# WHAT IS BEING ASKED
State the count of lines below in which the word "that" appears, and add nothing.

# WORKING DATA
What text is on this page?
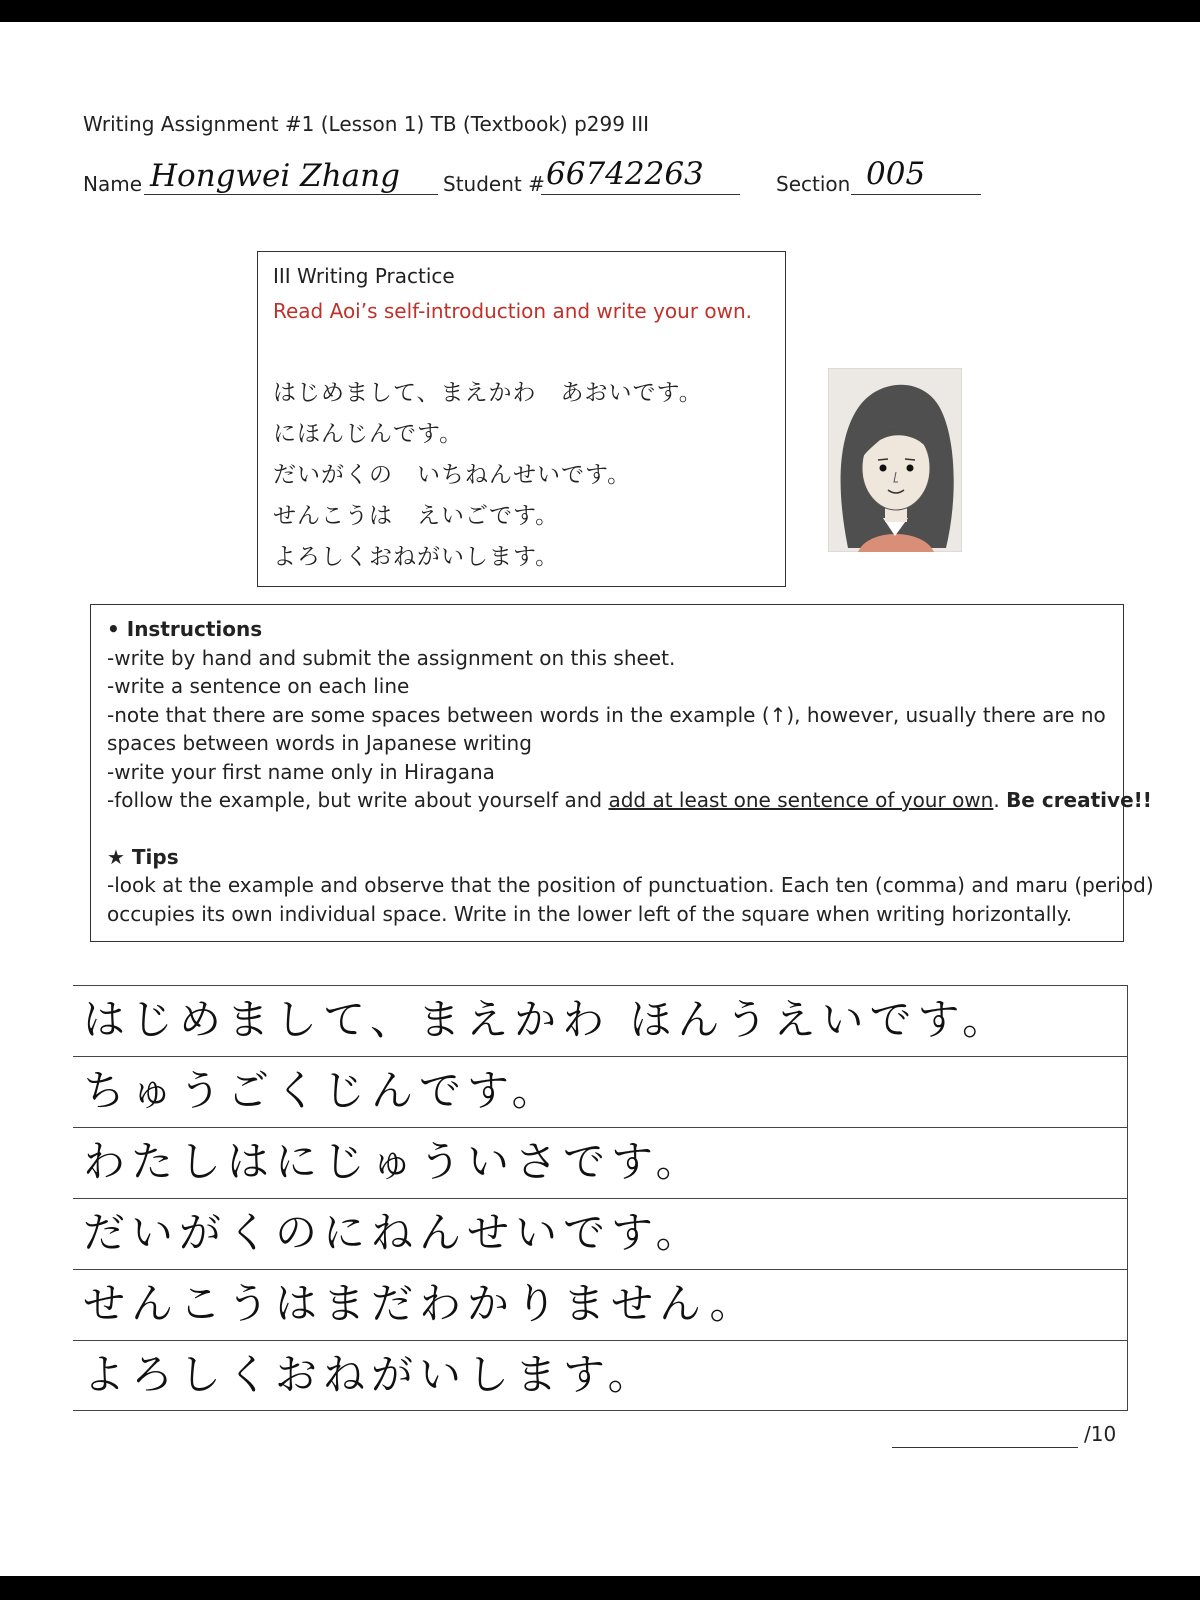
Writing Assignment #1 (Lesson 1) TB (Textbook) p299 III
Name Hongwei Zhang Student # 66742263	Section 005
III Writing Practice
Read Aoi’s self-introduction and write your own.
はじめまして、まえかわ　あおいです。
にほんじんです。
だいがくの　いちねんせいです。
せんこうは　えいごです。
よろしくおねがいします。
• Instructions
-write by hand and submit the assignment on this sheet.
-write a sentence on each line
-note that there are some spaces between words in the example (↑), however, usually there are no
spaces between words in Japanese writing
-write your first name only in Hiragana
-follow the example, but write about yourself and add at least one sentence of your own. Be creative!!
★ Tips
-look at the example and observe that the position of punctuation. Each ten (comma) and maru (period)
occupies its own individual space. Write in the lower left of the square when writing horizontally.
はじめまして、まえかわ ほんうえいです。
ちゅうごくじんです。
わたしはにじゅういさです。
だいがくのにねんせいです。
せんこうはまだわかりません。
よろしくおねがいします。
/10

# EXERCISE RESULT
2